---------- DATA TO USE

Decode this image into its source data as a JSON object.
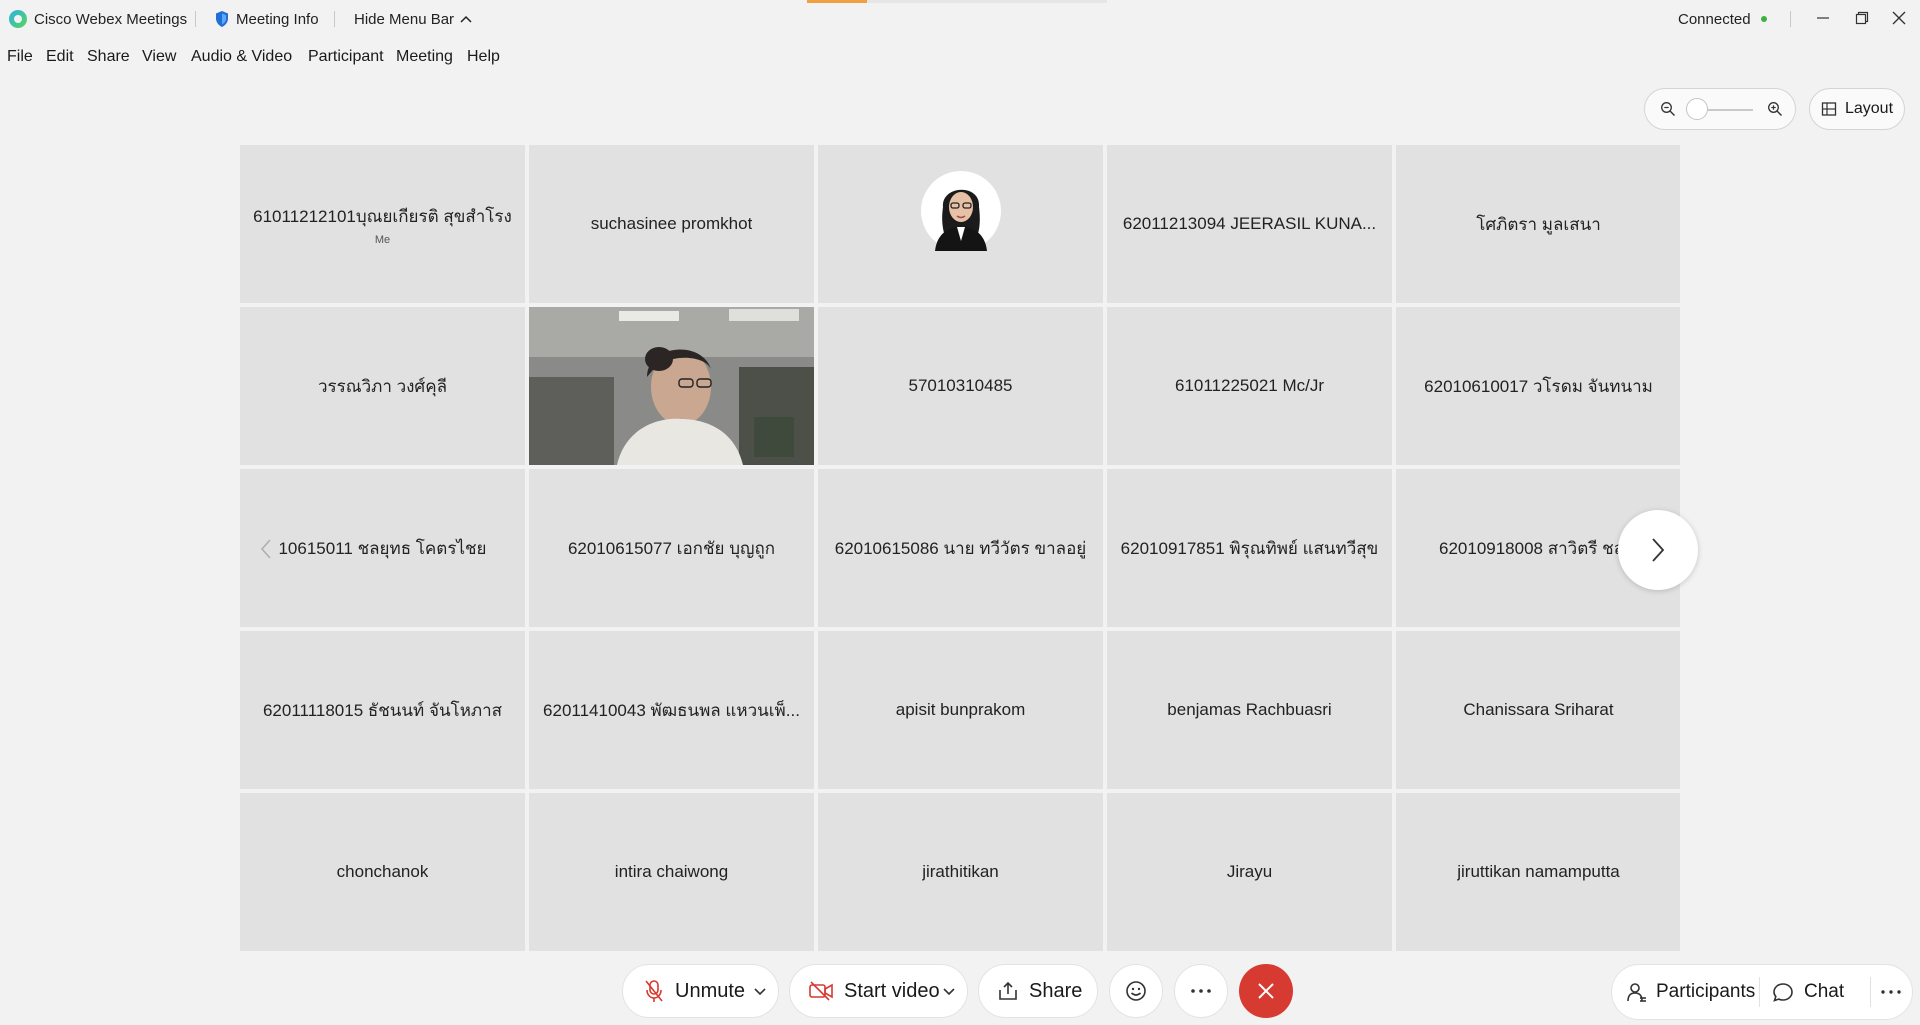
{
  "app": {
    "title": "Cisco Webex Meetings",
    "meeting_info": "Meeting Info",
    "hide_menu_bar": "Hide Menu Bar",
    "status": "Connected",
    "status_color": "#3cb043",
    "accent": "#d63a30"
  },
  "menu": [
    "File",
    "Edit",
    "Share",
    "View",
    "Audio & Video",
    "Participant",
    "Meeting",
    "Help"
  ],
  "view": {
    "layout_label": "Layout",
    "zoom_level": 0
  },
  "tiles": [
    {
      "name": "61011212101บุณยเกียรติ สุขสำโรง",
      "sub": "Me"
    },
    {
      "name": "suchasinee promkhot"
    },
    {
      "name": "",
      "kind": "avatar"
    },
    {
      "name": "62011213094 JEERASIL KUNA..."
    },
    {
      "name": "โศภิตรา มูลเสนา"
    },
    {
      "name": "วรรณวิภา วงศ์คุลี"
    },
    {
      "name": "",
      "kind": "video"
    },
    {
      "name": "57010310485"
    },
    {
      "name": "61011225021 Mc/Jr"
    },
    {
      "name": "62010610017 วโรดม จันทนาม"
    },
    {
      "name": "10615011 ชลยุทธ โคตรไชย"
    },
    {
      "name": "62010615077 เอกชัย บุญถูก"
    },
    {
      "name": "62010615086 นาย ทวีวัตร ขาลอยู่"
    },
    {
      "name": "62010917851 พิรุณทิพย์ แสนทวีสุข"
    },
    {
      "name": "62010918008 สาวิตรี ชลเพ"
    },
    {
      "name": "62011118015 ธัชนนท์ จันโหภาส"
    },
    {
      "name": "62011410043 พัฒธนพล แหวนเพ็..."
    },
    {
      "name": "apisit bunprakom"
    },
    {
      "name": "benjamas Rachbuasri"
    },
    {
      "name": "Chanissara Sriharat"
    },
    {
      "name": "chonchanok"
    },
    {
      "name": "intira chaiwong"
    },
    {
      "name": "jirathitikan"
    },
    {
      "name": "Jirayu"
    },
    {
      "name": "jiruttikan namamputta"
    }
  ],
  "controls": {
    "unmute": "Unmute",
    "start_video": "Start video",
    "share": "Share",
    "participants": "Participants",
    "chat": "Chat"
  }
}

--------------------

### WORK TO COMPLETE
Make an exact copy of every entry above, minus the images.

### ANSWER BELOW
Decode this image into its source data as a JSON object.
{
  "app": {
    "title": "Cisco Webex Meetings",
    "meeting_info": "Meeting Info",
    "hide_menu_bar": "Hide Menu Bar",
    "status": "Connected",
    "status_color": "#3cb043",
    "accent": "#d63a30"
  },
  "menu": [
    "File",
    "Edit",
    "Share",
    "View",
    "Audio & Video",
    "Participant",
    "Meeting",
    "Help"
  ],
  "view": {
    "layout_label": "Layout",
    "zoom_level": 0
  },
  "tiles": [
    {
      "name": "61011212101บุณยเกียรติ สุขสำโรง",
      "sub": "Me"
    },
    {
      "name": "suchasinee promkhot"
    },
    {
      "name": "",
      "kind": "avatar"
    },
    {
      "name": "62011213094 JEERASIL KUNA..."
    },
    {
      "name": "โศภิตรา มูลเสนา"
    },
    {
      "name": "วรรณวิภา วงศ์คุลี"
    },
    {
      "name": "",
      "kind": "video"
    },
    {
      "name": "57010310485"
    },
    {
      "name": "61011225021 Mc/Jr"
    },
    {
      "name": "62010610017 วโรดม จันทนาม"
    },
    {
      "name": "10615011 ชลยุทธ โคตรไชย"
    },
    {
      "name": "62010615077 เอกชัย บุญถูก"
    },
    {
      "name": "62010615086 นาย ทวีวัตร ขาลอยู่"
    },
    {
      "name": "62010917851 พิรุณทิพย์ แสนทวีสุข"
    },
    {
      "name": "62010918008 สาวิตรี ชลเพ"
    },
    {
      "name": "62011118015 ธัชนนท์ จันโหภาส"
    },
    {
      "name": "62011410043 พัฒธนพล แหวนเพ็..."
    },
    {
      "name": "apisit bunprakom"
    },
    {
      "name": "benjamas Rachbuasri"
    },
    {
      "name": "Chanissara Sriharat"
    },
    {
      "name": "chonchanok"
    },
    {
      "name": "intira chaiwong"
    },
    {
      "name": "jirathitikan"
    },
    {
      "name": "Jirayu"
    },
    {
      "name": "jiruttikan namamputta"
    }
  ],
  "controls": {
    "unmute": "Unmute",
    "start_video": "Start video",
    "share": "Share",
    "participants": "Participants",
    "chat": "Chat"
  }
}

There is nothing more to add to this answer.